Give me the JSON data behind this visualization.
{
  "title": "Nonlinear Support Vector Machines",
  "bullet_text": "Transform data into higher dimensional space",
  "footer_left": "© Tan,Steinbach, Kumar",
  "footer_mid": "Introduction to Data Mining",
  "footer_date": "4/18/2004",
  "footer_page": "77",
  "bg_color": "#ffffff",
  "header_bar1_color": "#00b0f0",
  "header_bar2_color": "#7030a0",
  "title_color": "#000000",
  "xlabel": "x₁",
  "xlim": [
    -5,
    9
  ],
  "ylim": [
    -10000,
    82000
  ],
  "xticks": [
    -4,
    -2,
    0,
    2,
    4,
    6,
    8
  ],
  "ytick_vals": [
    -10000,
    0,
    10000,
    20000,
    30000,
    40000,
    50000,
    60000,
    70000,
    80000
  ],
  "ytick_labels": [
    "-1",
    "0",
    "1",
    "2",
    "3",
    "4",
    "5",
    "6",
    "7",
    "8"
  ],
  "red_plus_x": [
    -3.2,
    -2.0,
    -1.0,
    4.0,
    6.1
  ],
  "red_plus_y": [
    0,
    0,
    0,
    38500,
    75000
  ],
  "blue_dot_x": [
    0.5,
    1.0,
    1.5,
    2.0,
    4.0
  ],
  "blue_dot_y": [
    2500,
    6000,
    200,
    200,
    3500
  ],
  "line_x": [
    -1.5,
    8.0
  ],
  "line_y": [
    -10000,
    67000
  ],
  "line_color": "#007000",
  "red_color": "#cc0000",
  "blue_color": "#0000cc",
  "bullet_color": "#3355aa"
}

● ● ● ●

» **Aim**
From the first line to the last, retype the data exactly.

» **Answer to this exercise**
Give me the JSON data behind this visualization.
{
  "title": "Nonlinear Support Vector Machines",
  "bullet_text": "Transform data into higher dimensional space",
  "footer_left": "© Tan,Steinbach, Kumar",
  "footer_mid": "Introduction to Data Mining",
  "footer_date": "4/18/2004",
  "footer_page": "77",
  "bg_color": "#ffffff",
  "header_bar1_color": "#00b0f0",
  "header_bar2_color": "#7030a0",
  "title_color": "#000000",
  "xlabel": "x₁",
  "xlim": [
    -5,
    9
  ],
  "ylim": [
    -10000,
    82000
  ],
  "xticks": [
    -4,
    -2,
    0,
    2,
    4,
    6,
    8
  ],
  "ytick_vals": [
    -10000,
    0,
    10000,
    20000,
    30000,
    40000,
    50000,
    60000,
    70000,
    80000
  ],
  "ytick_labels": [
    "-1",
    "0",
    "1",
    "2",
    "3",
    "4",
    "5",
    "6",
    "7",
    "8"
  ],
  "red_plus_x": [
    -3.2,
    -2.0,
    -1.0,
    4.0,
    6.1
  ],
  "red_plus_y": [
    0,
    0,
    0,
    38500,
    75000
  ],
  "blue_dot_x": [
    0.5,
    1.0,
    1.5,
    2.0,
    4.0
  ],
  "blue_dot_y": [
    2500,
    6000,
    200,
    200,
    3500
  ],
  "line_x": [
    -1.5,
    8.0
  ],
  "line_y": [
    -10000,
    67000
  ],
  "line_color": "#007000",
  "red_color": "#cc0000",
  "blue_color": "#0000cc",
  "bullet_color": "#3355aa"
}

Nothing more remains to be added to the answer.